Records of document pages and text:
################

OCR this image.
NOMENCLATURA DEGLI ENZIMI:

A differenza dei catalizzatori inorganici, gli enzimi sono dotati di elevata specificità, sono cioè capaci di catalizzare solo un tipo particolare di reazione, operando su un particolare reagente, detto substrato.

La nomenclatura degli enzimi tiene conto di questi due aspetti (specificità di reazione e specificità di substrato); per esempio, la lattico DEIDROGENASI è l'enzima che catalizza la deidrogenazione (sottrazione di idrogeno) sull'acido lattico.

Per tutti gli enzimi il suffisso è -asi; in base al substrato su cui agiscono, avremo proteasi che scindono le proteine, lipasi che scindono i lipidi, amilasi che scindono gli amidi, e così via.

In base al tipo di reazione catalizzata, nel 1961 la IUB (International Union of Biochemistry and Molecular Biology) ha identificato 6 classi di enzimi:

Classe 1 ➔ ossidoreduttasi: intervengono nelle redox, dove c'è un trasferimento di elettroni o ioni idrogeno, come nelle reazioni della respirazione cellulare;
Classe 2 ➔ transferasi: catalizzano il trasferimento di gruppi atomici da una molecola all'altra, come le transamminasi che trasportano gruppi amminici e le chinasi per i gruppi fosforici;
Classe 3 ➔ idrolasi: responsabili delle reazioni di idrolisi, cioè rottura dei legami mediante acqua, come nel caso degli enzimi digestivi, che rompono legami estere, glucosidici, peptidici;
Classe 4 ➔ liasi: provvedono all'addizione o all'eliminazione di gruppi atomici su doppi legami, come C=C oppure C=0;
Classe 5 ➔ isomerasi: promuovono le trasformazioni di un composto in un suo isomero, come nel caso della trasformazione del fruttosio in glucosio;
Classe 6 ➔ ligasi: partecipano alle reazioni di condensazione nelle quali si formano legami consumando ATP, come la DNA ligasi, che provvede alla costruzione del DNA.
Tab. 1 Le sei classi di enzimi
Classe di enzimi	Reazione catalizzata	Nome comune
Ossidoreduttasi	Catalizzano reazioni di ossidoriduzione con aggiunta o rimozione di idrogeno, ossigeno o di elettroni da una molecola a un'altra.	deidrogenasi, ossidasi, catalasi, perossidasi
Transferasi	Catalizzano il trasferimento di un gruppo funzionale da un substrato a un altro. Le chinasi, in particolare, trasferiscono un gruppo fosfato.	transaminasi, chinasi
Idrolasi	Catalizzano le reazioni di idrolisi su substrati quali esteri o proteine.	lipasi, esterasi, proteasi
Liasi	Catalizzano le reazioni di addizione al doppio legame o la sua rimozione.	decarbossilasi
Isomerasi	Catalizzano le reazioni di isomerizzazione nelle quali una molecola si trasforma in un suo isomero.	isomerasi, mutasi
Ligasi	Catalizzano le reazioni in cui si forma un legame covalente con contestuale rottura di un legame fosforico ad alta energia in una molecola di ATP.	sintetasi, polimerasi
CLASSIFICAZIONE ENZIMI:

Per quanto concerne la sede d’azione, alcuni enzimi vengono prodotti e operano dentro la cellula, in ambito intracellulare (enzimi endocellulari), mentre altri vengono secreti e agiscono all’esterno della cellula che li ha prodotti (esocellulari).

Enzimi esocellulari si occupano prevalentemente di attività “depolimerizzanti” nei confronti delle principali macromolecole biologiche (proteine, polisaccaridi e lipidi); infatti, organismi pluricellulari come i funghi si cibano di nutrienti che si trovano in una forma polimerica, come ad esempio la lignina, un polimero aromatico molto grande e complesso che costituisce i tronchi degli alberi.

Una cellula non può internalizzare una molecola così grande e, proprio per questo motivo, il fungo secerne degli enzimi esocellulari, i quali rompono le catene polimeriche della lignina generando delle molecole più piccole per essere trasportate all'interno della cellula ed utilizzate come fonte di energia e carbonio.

################

* **EXERCISE OBJECTIVE**
All of the data must be written out again, exactly as it stands.

* **WRITTEN RESPONSE**
OCR this image.
NOMENCLATURA DEGLI ENZIMI:

A differenza dei catalizzatori inorganici, gli enzimi sono dotati di elevata specificità, sono cioè capaci di catalizzare solo un tipo particolare di reazione, operando su un particolare reagente, detto substrato.

La nomenclatura degli enzimi tiene conto di questi due aspetti (specificità di reazione e specificità di substrato); per esempio, la lattico DEIDROGENASI è l'enzima che catalizza la deidrogenazione (sottrazione di idrogeno) sull'acido lattico.

Per tutti gli enzimi il suffisso è -asi; in base al substrato su cui agiscono, avremo proteasi che scindono le proteine, lipasi che scindono i lipidi, amilasi che scindono gli amidi, e così via.

In base al tipo di reazione catalizzata, nel 1961 la IUB (International Union of Biochemistry and Molecular Biology) ha identificato 6 classi di enzimi:

Classe 1 ➔ ossidoreduttasi: intervengono nelle redox, dove c'è un trasferimento di elettroni o ioni idrogeno, come nelle reazioni della respirazione cellulare;
Classe 2 ➔ transferasi: catalizzano il trasferimento di gruppi atomici da una molecola all'altra, come le transamminasi che trasportano gruppi amminici e le chinasi per i gruppi fosforici;
Classe 3 ➔ idrolasi: responsabili delle reazioni di idrolisi, cioè rottura dei legami mediante acqua, come nel caso degli enzimi digestivi, che rompono legami estere, glucosidici, peptidici;
Classe 4 ➔ liasi: provvedono all'addizione o all'eliminazione di gruppi atomici su doppi legami, come C=C oppure C=0;
Classe 5 ➔ isomerasi: promuovono le trasformazioni di un composto in un suo isomero, come nel caso della trasformazione del fruttosio in glucosio;
Classe 6 ➔ ligasi: partecipano alle reazioni di condensazione nelle quali si formano legami consumando ATP, come la DNA ligasi, che provvede alla costruzione del DNA.
Tab. 1 Le sei classi di enzimi
Classe di enzimi	Reazione catalizzata	Nome comune
Ossidoreduttasi	Catalizzano reazioni di ossidoriduzione con aggiunta o rimozione di idrogeno, ossigeno o di elettroni da una molecola a un'altra.	deidrogenasi, ossidasi, catalasi, perossidasi
Transferasi	Catalizzano il trasferimento di un gruppo funzionale da un substrato a un altro. Le chinasi, in particolare, trasferiscono un gruppo fosfato.	transaminasi, chinasi
Idrolasi	Catalizzano le reazioni di idrolisi su substrati quali esteri o proteine.	lipasi, esterasi, proteasi
Liasi	Catalizzano le reazioni di addizione al doppio legame o la sua rimozione.	decarbossilasi
Isomerasi	Catalizzano le reazioni di isomerizzazione nelle quali una molecola si trasforma in un suo isomero.	isomerasi, mutasi
Ligasi	Catalizzano le reazioni in cui si forma un legame covalente con contestuale rottura di un legame fosforico ad alta energia in una molecola di ATP.	sintetasi, polimerasi
CLASSIFICAZIONE ENZIMI:

Per quanto concerne la sede d’azione, alcuni enzimi vengono prodotti e operano dentro la cellula, in ambito intracellulare (enzimi endocellulari), mentre altri vengono secreti e agiscono all’esterno della cellula che li ha prodotti (esocellulari).

Enzimi esocellulari si occupano prevalentemente di attività “depolimerizzanti” nei confronti delle principali macromolecole biologiche (proteine, polisaccaridi e lipidi); infatti, organismi pluricellulari come i funghi si cibano di nutrienti che si trovano in una forma polimerica, come ad esempio la lignina, un polimero aromatico molto grande e complesso che costituisce i tronchi degli alberi.

Una cellula non può internalizzare una molecola così grande e, proprio per questo motivo, il fungo secerne degli enzimi esocellulari, i quali rompono le catene polimeriche della lignina generando delle molecole più piccole per essere trasportate all'interno della cellula ed utilizzate come fonte di energia e carbonio.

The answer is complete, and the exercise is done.